= TASK REQUIREMENTS =
Where the data below has the string "Trailer", return the whole line.

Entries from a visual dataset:
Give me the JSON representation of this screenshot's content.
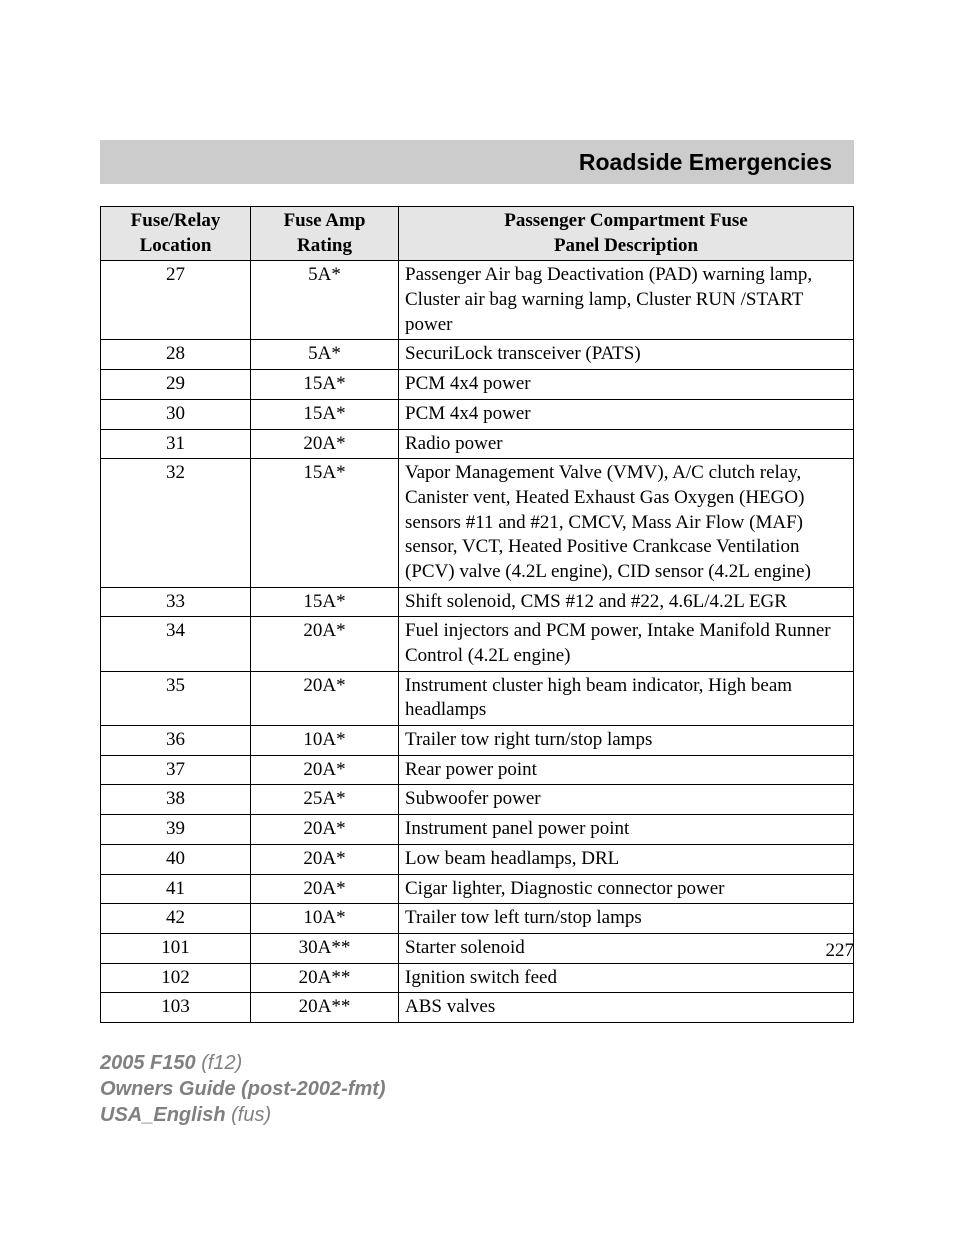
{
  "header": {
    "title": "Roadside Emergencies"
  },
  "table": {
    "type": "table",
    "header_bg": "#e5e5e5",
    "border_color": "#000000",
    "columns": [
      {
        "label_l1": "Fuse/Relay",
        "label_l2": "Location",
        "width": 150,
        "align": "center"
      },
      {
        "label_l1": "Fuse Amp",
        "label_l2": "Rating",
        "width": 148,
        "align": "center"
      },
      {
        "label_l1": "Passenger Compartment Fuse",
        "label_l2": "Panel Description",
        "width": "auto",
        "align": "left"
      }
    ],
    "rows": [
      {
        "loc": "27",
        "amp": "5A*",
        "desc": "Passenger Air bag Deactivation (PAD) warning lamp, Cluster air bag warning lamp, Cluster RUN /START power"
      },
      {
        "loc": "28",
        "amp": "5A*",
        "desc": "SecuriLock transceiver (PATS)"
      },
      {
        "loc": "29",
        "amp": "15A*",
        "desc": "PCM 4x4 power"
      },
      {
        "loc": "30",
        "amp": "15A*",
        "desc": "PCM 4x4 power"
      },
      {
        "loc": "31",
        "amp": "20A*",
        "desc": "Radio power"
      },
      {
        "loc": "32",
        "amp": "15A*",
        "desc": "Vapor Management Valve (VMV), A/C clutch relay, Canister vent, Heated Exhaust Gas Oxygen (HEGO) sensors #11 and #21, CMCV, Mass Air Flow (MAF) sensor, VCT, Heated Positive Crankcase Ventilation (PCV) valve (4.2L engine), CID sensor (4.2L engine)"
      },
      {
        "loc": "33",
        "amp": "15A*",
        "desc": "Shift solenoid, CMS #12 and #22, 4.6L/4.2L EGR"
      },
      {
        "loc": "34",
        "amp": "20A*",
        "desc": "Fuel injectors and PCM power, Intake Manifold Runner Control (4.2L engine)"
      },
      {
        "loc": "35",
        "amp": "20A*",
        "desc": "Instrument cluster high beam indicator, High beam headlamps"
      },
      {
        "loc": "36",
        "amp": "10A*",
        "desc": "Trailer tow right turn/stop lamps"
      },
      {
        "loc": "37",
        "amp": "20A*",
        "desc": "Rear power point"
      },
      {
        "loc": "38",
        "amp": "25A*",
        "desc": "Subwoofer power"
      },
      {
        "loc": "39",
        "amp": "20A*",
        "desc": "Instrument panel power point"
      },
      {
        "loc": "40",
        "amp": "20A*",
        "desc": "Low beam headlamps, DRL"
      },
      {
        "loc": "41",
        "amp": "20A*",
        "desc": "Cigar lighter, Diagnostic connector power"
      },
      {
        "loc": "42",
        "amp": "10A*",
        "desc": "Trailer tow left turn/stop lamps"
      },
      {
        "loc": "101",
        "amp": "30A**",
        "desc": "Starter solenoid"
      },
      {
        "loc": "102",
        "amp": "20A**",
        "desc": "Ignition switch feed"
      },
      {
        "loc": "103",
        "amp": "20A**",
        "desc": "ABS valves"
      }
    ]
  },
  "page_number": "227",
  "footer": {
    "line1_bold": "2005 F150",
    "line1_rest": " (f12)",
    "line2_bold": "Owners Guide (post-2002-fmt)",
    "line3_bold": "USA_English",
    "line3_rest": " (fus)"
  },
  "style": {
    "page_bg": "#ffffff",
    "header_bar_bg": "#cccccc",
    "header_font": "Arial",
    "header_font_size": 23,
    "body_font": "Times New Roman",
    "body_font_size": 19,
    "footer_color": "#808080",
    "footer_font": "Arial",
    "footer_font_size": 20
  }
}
==
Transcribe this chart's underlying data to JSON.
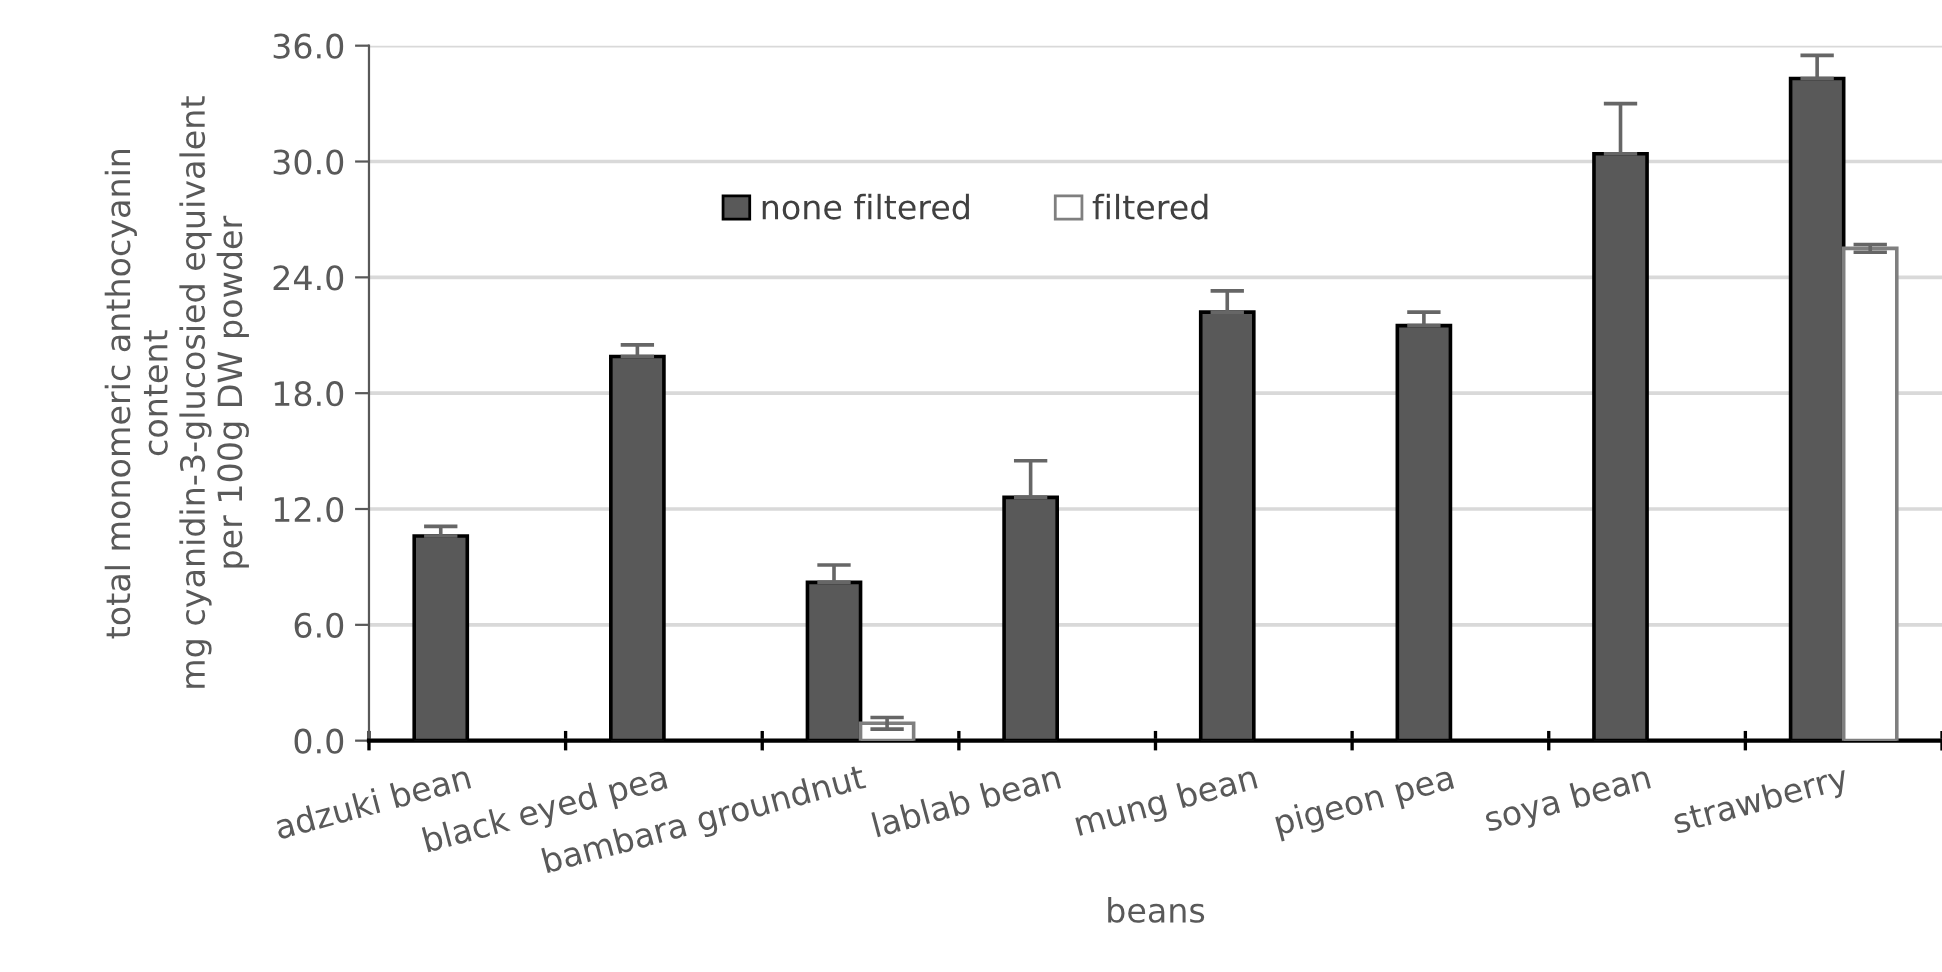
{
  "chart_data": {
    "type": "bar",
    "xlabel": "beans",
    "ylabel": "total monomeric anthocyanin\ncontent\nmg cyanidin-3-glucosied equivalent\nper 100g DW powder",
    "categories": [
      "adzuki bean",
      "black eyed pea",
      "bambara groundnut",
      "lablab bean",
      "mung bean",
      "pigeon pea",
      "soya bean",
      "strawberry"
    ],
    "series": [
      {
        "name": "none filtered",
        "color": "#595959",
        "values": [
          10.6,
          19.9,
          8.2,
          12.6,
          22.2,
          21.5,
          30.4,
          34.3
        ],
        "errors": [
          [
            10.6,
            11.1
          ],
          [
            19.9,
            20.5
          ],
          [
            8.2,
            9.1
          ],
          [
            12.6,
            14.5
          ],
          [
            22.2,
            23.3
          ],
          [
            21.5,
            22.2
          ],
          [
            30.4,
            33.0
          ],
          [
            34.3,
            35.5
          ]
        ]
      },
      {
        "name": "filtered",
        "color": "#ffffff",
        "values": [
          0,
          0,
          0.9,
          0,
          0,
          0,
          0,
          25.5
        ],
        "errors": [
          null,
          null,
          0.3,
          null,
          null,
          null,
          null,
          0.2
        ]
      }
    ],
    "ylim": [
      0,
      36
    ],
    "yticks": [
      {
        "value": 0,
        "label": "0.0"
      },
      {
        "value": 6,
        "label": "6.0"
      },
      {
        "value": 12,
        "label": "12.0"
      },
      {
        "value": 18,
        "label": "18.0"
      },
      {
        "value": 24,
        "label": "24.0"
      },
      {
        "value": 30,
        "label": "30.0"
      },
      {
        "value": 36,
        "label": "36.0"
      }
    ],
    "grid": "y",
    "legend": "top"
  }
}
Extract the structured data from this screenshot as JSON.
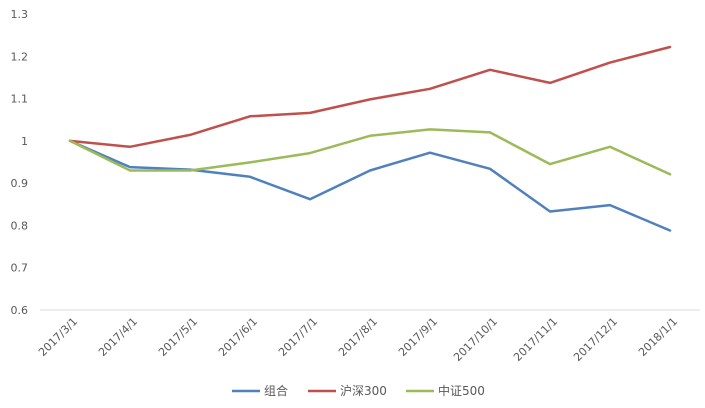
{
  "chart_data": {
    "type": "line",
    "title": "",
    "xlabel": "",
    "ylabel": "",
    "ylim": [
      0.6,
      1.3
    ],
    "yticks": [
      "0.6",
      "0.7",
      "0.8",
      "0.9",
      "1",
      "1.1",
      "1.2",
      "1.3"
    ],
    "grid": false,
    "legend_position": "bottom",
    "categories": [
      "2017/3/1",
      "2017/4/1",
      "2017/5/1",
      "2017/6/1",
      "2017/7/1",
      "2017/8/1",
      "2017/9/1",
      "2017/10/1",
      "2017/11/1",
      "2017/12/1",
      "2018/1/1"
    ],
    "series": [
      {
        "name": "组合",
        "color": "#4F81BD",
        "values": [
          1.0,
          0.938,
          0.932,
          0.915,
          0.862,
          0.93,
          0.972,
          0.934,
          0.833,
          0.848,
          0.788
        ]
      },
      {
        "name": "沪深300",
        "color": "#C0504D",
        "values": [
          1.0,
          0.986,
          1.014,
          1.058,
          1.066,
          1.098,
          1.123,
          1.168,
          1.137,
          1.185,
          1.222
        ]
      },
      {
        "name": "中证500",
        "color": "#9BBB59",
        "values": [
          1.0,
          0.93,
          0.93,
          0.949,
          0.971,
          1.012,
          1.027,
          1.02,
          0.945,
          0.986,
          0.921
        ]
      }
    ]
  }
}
* * *
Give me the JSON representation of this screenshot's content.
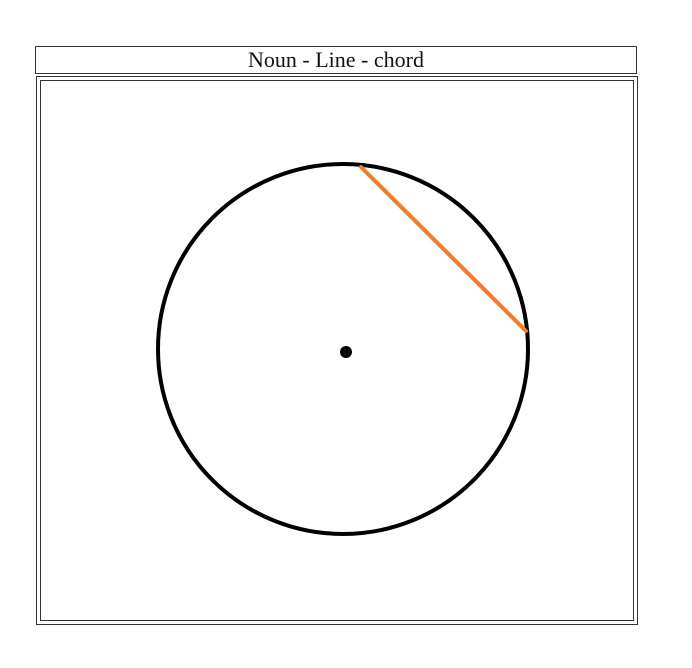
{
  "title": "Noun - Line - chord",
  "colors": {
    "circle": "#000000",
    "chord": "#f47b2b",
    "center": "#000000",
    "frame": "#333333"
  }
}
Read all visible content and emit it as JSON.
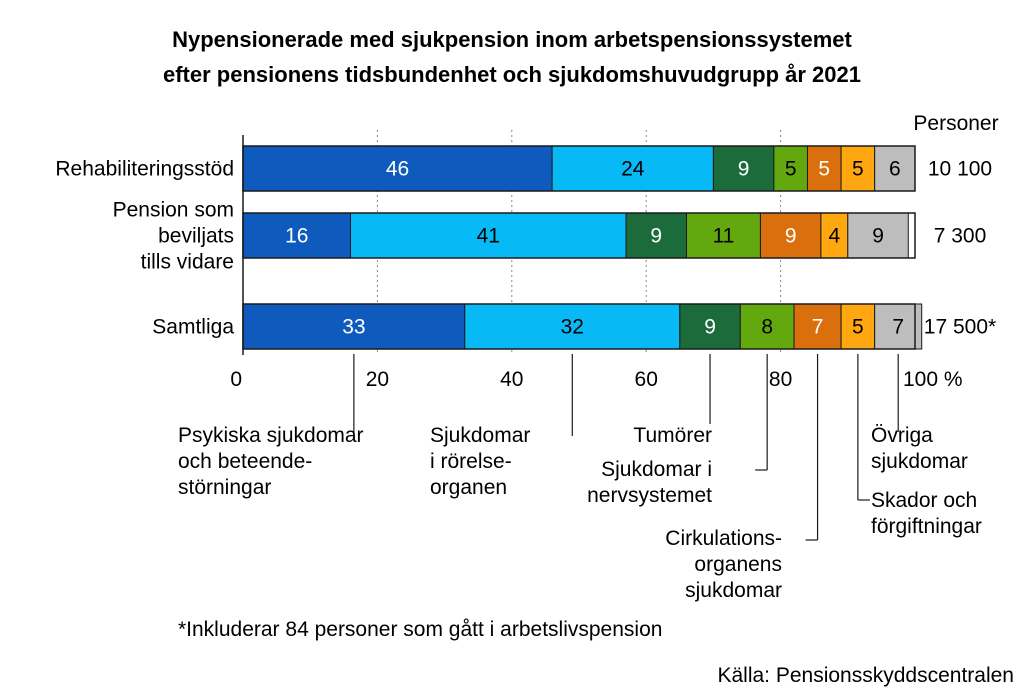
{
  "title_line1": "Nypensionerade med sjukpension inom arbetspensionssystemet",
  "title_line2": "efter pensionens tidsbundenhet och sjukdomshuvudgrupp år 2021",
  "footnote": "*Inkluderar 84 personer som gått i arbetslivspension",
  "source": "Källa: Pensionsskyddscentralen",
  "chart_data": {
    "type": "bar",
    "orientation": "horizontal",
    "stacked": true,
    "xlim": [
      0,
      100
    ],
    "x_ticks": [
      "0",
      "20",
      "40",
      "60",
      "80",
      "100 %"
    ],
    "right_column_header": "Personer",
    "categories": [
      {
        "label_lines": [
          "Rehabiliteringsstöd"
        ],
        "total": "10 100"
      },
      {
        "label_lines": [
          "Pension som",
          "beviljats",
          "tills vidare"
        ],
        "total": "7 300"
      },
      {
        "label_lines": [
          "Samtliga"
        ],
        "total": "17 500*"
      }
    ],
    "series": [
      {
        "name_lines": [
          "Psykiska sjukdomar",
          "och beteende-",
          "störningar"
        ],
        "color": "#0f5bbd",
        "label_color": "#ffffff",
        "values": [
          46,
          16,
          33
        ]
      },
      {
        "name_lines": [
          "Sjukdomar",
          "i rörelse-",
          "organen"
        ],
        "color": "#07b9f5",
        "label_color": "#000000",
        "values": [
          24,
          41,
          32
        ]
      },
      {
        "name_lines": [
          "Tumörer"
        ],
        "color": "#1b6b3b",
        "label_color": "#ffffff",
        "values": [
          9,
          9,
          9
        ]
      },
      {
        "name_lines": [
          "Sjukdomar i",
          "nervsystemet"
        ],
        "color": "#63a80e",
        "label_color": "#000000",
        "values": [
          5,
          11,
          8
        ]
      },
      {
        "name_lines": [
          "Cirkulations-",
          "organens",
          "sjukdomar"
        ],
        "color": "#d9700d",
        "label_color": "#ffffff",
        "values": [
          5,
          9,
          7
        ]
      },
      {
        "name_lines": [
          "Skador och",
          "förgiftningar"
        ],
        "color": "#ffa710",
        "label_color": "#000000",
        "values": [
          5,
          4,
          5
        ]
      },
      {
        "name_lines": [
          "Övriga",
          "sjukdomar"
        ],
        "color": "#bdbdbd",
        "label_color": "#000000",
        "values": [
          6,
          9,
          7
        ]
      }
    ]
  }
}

= TASK RESPONSE =
        "desc": "Trailer tow right turn/stop lamps"
        "desc": "Trailer tow left turn/stop lamps"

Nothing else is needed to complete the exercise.